** start of Working data **

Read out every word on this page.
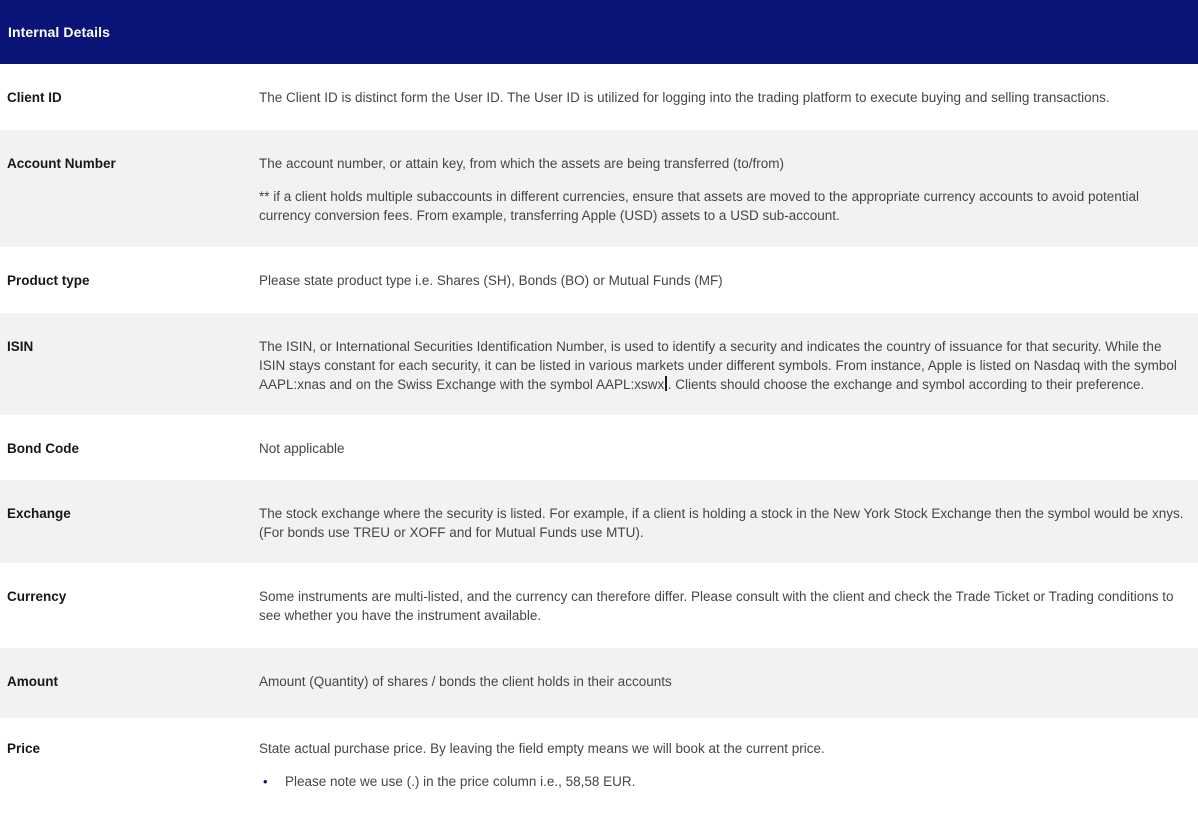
Internal Details
Client ID	The Client ID is distinct form the User ID. The User ID is utilized for logging into the trading platform to execute buying and selling transactions.

Account Number	The account number, or attain key, from which the assets are being transferred (to/from)

** if a client holds multiple subaccounts in different currencies, ensure that assets are moved to the appropriate currency accounts to avoid potential currency conversion fees. From example, transferring Apple (USD) assets to a USD sub-account.

Product type	Please state product type i.e. Shares (SH), Bonds (BO) or Mutual Funds (MF)

ISIN	The ISIN, or International Securities Identification Number, is used to identify a security and indicates the country of issuance for that security. While the ISIN stays constant for each security, it can be listed in various markets under different symbols. From instance, Apple is listed on Nasdaq with the symbol AAPL:xnas and on the Swiss Exchange with the symbol AAPL:xswx . Clients should choose the exchange and symbol according to their preference.

Bond Code	Not applicable

Exchange	The stock exchange where the security is listed. For example, if a client is holding a stock in the New York Stock Exchange then the symbol would be xnys. (For bonds use TREU or XOFF and for Mutual Funds use MTU).

Currency	Some instruments are multi-listed, and the currency can therefore differ. Please consult with the client and check the Trade Ticket or Trading conditions to see whether you have the instrument available.

Amount	Amount (Quantity) of shares / bonds the client holds in their accounts

Price	State actual purchase price. By leaving the field empty means we will book at the current price.

•	Please note we use (.) in the price column i.e., 58,58 EUR.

** end of Working data **

Determine how many lines of the listing above include the word "price", and report that number only.

2